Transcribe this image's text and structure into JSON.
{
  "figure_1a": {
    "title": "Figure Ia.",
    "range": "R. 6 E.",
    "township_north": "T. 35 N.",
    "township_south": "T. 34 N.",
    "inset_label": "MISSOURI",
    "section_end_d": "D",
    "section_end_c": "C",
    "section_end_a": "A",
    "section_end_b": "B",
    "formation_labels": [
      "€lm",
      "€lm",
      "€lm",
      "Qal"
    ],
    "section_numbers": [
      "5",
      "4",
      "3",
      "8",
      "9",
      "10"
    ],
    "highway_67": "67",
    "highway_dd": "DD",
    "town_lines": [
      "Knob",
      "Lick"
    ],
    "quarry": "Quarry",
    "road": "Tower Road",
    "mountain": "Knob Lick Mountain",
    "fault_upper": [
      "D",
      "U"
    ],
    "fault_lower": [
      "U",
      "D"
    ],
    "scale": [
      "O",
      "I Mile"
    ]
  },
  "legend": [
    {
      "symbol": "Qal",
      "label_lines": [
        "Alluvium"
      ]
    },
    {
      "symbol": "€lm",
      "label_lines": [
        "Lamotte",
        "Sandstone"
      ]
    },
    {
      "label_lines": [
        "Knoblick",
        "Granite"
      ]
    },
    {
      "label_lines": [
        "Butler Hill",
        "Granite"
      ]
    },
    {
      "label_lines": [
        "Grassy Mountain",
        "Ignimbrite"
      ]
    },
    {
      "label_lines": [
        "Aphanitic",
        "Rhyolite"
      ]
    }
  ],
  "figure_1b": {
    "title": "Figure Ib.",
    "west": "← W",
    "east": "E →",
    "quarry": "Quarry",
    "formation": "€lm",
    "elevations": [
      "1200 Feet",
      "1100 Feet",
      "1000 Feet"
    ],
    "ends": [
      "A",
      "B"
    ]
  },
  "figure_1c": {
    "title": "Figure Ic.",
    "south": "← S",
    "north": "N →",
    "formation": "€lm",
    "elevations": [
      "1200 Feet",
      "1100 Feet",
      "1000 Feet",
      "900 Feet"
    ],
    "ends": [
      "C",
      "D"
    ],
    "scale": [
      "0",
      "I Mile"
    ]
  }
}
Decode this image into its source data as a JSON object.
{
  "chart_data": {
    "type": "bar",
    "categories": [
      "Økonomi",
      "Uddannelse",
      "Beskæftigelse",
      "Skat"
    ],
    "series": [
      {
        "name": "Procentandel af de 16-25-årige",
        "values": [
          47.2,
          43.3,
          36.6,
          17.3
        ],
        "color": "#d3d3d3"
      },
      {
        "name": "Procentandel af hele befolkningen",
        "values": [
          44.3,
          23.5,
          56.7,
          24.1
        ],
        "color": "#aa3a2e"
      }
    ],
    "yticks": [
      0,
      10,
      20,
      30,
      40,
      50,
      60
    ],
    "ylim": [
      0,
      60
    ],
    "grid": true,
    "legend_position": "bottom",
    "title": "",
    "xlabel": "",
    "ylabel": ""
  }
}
━━━━
Problem requirements »
Using the data above, print every record exactly as shown.

Written response »
Transcribe this image's text and structure into JSON.
{
  "figure_1a": {
    "title": "Figure Ia.",
    "range": "R. 6 E.",
    "township_north": "T. 35 N.",
    "township_south": "T. 34 N.",
    "inset_label": "MISSOURI",
    "section_end_d": "D",
    "section_end_c": "C",
    "section_end_a": "A",
    "section_end_b": "B",
    "formation_labels": [
      "€lm",
      "€lm",
      "€lm",
      "Qal"
    ],
    "section_numbers": [
      "5",
      "4",
      "3",
      "8",
      "9",
      "10"
    ],
    "highway_67": "67",
    "highway_dd": "DD",
    "town_lines": [
      "Knob",
      "Lick"
    ],
    "quarry": "Quarry",
    "road": "Tower Road",
    "mountain": "Knob Lick Mountain",
    "fault_upper": [
      "D",
      "U"
    ],
    "fault_lower": [
      "U",
      "D"
    ],
    "scale": [
      "O",
      "I Mile"
    ]
  },
  "legend": [
    {
      "symbol": "Qal",
      "label_lines": [
        "Alluvium"
      ]
    },
    {
      "symbol": "€lm",
      "label_lines": [
        "Lamotte",
        "Sandstone"
      ]
    },
    {
      "label_lines": [
        "Knoblick",
        "Granite"
      ]
    },
    {
      "label_lines": [
        "Butler Hill",
        "Granite"
      ]
    },
    {
      "label_lines": [
        "Grassy Mountain",
        "Ignimbrite"
      ]
    },
    {
      "label_lines": [
        "Aphanitic",
        "Rhyolite"
      ]
    }
  ],
  "figure_1b": {
    "title": "Figure Ib.",
    "west": "← W",
    "east": "E →",
    "quarry": "Quarry",
    "formation": "€lm",
    "elevations": [
      "1200 Feet",
      "1100 Feet",
      "1000 Feet"
    ],
    "ends": [
      "A",
      "B"
    ]
  },
  "figure_1c": {
    "title": "Figure Ic.",
    "south": "← S",
    "north": "N →",
    "formation": "€lm",
    "elevations": [
      "1200 Feet",
      "1100 Feet",
      "1000 Feet",
      "900 Feet"
    ],
    "ends": [
      "C",
      "D"
    ],
    "scale": [
      "0",
      "I Mile"
    ]
  }
}
Decode this image into its source data as a JSON object.
{
  "chart_data": {
    "type": "bar",
    "categories": [
      "Økonomi",
      "Uddannelse",
      "Beskæftigelse",
      "Skat"
    ],
    "series": [
      {
        "name": "Procentandel af de 16-25-årige",
        "values": [
          47.2,
          43.3,
          36.6,
          17.3
        ],
        "color": "#d3d3d3"
      },
      {
        "name": "Procentandel af hele befolkningen",
        "values": [
          44.3,
          23.5,
          56.7,
          24.1
        ],
        "color": "#aa3a2e"
      }
    ],
    "yticks": [
      0,
      10,
      20,
      30,
      40,
      50,
      60
    ],
    "ylim": [
      0,
      60
    ],
    "grid": true,
    "legend_position": "bottom",
    "title": "",
    "xlabel": "",
    "ylabel": ""
  }
}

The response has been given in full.